→ WHAT YOU NEED TO DO
Print out every line, exactly as written.
--- begin THE INPUT ---
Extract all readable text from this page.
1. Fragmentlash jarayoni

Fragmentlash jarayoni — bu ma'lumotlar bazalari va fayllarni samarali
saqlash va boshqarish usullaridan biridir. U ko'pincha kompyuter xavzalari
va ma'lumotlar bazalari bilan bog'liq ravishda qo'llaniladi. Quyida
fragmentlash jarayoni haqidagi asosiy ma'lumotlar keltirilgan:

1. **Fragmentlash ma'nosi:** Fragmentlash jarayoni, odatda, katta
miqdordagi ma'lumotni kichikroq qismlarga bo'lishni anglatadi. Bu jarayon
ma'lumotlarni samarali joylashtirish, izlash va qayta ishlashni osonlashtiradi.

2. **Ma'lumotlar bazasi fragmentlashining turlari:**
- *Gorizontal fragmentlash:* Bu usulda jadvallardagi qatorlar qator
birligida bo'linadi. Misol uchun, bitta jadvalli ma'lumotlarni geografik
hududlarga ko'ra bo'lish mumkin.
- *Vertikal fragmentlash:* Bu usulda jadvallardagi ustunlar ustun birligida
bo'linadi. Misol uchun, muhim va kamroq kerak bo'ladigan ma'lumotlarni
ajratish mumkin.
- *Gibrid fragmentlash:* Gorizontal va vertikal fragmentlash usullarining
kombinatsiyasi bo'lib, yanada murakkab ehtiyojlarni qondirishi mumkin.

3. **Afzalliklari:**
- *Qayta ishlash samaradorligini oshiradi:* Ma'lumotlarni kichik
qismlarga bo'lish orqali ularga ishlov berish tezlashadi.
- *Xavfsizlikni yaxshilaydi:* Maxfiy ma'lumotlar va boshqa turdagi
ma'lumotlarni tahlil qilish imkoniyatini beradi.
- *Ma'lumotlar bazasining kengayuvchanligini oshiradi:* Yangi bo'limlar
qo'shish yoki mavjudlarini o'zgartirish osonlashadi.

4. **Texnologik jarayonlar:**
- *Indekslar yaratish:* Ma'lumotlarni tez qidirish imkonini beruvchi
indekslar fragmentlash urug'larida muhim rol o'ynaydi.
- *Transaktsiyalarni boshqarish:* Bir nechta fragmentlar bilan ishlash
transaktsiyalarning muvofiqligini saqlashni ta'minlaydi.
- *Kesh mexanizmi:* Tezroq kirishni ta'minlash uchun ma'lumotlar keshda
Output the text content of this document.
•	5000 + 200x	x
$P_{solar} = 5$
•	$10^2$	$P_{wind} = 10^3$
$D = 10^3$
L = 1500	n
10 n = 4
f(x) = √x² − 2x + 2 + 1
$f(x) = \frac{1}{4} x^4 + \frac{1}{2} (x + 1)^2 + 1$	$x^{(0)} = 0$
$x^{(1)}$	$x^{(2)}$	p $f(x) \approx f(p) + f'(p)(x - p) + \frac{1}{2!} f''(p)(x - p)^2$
--- end THE INPUT ---
→ ANSWER TO THE EXERCISE
Extract all readable text from this page.
1. Fragmentlash jarayoni

Fragmentlash jarayoni — bu ma'lumotlar bazalari va fayllarni samarali
saqlash va boshqarish usullaridan biridir. U ko'pincha kompyuter xavzalari
va ma'lumotlar bazalari bilan bog'liq ravishda qo'llaniladi. Quyida
fragmentlash jarayoni haqidagi asosiy ma'lumotlar keltirilgan:

1. **Fragmentlash ma'nosi:** Fragmentlash jarayoni, odatda, katta
miqdordagi ma'lumotni kichikroq qismlarga bo'lishni anglatadi. Bu jarayon
ma'lumotlarni samarali joylashtirish, izlash va qayta ishlashni osonlashtiradi.

2. **Ma'lumotlar bazasi fragmentlashining turlari:**
- *Gorizontal fragmentlash:* Bu usulda jadvallardagi qatorlar qator
birligida bo'linadi. Misol uchun, bitta jadvalli ma'lumotlarni geografik
hududlarga ko'ra bo'lish mumkin.
- *Vertikal fragmentlash:* Bu usulda jadvallardagi ustunlar ustun birligida
bo'linadi. Misol uchun, muhim va kamroq kerak bo'ladigan ma'lumotlarni
ajratish mumkin.
- *Gibrid fragmentlash:* Gorizontal va vertikal fragmentlash usullarining
kombinatsiyasi bo'lib, yanada murakkab ehtiyojlarni qondirishi mumkin.

3. **Afzalliklari:**
- *Qayta ishlash samaradorligini oshiradi:* Ma'lumotlarni kichik
qismlarga bo'lish orqali ularga ishlov berish tezlashadi.
- *Xavfsizlikni yaxshilaydi:* Maxfiy ma'lumotlar va boshqa turdagi
ma'lumotlarni tahlil qilish imkoniyatini beradi.
- *Ma'lumotlar bazasining kengayuvchanligini oshiradi:* Yangi bo'limlar
qo'shish yoki mavjudlarini o'zgartirish osonlashadi.

4. **Texnologik jarayonlar:**
- *Indekslar yaratish:* Ma'lumotlarni tez qidirish imkonini beruvchi
indekslar fragmentlash urug'larida muhim rol o'ynaydi.
- *Transaktsiyalarni boshqarish:* Bir nechta fragmentlar bilan ishlash
transaktsiyalarning muvofiqligini saqlashni ta'minlaydi.
- *Kesh mexanizmi:* Tezroq kirishni ta'minlash uchun ma'lumotlar keshda
Output the text content of this document.
•	5000 + 200x	x
$P_{solar} = 5$
•	$10^2$	$P_{wind} = 10^3$
$D = 10^3$
L = 1500	n
10 n = 4
f(x) = √x² − 2x + 2 + 1
$f(x) = \frac{1}{4} x^4 + \frac{1}{2} (x + 1)^2 + 1$	$x^{(0)} = 0$
$x^{(1)}$	$x^{(2)}$	p $f(x) \approx f(p) + f'(p)(x - p) + \frac{1}{2!} f''(p)(x - p)^2$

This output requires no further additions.